* 課題 *
『セブン・シスターズ』の感想文で、一人っ子政策を推進している首相として挙げられている人物の名前を答えよ。

* 本文 *
+-------+
セブン・シスターズ 感想と考察 結局人口問題どうすんだよ

SF

セブン・シスターズ

キャラクター

カレン・セットマン

月火水木金土日が演じる共有された人格。

月火水木金土日

見た目も生活も共有しているが、それぞれ個性がある。

ニコレット・ケイマン

一人っ子政策を推進している首相。

あらすじ

人口爆発により食糧制限を余儀なくされた近未来。
政府は人口抑制のため一人っ子政策を実施。
2人目以降は冷凍保存されてしまう。

主人公は7つ子。
それぞれを月火水木金土日と名付けられ、それぞれがそれぞれの曜日を外の世界で暮らすことで一つの人格を共有し上手く生きていた。
しかしある日マンデーが帰らなかったことによりその歯車が狂い始める。

ネタバレ

考察

同じ人格の7人に運命が用意したそれぞれの結末

彼女達は皆連帯責任を負い、一人が怪我をすれば全員がその怪我を共有しなければなりません。
そうでないと辻褄が合わなくなってしまい全員を危険に晒すからです。
+-------+
[データセットの記録]
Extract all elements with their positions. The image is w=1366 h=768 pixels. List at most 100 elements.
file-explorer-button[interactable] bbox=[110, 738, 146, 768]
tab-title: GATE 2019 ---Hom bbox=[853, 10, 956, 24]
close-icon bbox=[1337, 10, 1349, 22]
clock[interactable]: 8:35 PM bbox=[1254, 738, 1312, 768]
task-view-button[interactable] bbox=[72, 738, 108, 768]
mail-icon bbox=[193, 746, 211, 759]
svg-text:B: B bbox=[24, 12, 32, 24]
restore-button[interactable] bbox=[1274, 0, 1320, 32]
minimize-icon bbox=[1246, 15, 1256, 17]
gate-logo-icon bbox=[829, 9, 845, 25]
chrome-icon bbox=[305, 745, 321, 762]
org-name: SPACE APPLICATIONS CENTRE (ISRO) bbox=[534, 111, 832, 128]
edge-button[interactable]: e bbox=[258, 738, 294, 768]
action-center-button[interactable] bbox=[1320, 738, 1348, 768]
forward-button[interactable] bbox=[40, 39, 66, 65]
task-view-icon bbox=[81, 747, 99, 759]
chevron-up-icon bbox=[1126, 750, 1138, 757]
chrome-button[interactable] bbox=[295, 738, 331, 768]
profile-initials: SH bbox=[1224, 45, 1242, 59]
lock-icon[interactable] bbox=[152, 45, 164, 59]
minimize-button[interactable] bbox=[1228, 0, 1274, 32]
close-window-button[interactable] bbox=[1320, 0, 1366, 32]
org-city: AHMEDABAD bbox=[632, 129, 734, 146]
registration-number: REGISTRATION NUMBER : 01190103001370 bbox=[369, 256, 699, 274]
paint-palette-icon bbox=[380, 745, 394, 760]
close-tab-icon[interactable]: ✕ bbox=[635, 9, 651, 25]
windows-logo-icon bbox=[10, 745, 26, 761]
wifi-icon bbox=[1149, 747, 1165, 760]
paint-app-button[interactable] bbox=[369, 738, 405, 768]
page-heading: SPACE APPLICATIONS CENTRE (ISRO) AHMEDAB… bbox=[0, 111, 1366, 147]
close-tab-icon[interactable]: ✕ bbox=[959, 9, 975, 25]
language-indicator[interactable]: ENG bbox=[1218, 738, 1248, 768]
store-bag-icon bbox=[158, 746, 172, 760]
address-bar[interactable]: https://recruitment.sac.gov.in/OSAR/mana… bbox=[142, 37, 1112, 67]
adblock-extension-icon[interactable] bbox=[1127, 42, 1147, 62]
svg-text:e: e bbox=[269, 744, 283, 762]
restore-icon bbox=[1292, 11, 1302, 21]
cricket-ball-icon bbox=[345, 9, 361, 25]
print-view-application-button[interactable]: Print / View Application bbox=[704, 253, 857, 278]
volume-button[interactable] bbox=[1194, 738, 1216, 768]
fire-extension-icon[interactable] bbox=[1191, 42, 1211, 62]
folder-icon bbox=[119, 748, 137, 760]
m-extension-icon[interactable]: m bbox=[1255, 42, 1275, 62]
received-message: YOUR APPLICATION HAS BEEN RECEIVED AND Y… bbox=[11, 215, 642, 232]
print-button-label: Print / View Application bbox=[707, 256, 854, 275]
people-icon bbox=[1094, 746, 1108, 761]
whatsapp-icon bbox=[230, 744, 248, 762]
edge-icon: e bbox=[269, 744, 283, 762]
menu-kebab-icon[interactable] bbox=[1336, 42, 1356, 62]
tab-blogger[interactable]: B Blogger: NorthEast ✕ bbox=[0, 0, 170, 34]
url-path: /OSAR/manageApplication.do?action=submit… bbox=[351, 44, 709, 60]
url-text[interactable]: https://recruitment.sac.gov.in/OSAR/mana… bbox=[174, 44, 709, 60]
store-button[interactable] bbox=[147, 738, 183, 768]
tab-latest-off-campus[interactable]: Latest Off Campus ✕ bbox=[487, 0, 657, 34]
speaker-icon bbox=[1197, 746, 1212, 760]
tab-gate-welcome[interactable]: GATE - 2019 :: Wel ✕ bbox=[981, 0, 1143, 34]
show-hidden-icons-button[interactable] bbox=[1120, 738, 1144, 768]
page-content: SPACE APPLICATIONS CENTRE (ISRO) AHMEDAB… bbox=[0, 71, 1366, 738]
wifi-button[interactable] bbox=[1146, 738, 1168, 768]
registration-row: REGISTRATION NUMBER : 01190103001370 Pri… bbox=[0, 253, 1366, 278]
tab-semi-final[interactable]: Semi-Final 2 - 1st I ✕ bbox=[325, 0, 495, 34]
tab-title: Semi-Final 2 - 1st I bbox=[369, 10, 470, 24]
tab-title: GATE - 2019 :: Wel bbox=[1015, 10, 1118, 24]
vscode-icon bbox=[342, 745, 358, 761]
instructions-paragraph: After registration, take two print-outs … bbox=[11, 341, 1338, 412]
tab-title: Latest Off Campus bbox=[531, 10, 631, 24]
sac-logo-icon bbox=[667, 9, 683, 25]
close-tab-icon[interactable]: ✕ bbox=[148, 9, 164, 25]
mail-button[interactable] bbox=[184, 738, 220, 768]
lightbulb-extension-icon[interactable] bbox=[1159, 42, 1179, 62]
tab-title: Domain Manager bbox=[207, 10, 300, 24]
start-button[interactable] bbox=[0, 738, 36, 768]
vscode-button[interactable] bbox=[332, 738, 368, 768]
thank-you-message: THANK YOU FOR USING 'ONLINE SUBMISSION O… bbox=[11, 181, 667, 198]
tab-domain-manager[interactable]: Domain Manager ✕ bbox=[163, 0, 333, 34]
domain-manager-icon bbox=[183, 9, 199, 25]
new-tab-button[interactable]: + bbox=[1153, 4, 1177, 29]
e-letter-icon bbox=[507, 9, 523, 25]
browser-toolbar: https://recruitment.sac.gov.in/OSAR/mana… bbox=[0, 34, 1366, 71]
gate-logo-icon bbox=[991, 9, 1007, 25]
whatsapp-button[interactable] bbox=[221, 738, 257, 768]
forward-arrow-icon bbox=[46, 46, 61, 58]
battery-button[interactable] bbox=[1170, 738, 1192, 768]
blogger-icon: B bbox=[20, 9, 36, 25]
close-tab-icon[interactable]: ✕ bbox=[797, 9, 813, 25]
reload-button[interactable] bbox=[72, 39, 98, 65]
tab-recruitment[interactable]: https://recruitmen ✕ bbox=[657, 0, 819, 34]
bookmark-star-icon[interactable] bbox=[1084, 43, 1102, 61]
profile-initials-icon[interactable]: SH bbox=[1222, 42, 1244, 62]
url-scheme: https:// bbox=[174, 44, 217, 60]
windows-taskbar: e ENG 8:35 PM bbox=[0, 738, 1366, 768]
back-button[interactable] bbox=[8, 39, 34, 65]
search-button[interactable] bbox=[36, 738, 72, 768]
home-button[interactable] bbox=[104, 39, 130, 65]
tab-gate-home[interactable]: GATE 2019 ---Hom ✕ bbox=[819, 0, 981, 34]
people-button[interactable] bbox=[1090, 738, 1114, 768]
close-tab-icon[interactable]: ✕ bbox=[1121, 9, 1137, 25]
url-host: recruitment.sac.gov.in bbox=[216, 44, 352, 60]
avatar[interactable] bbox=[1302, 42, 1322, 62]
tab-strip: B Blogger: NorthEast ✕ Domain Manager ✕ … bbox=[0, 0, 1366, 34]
+-------+
* 解答 *
ニコレット・ケイマン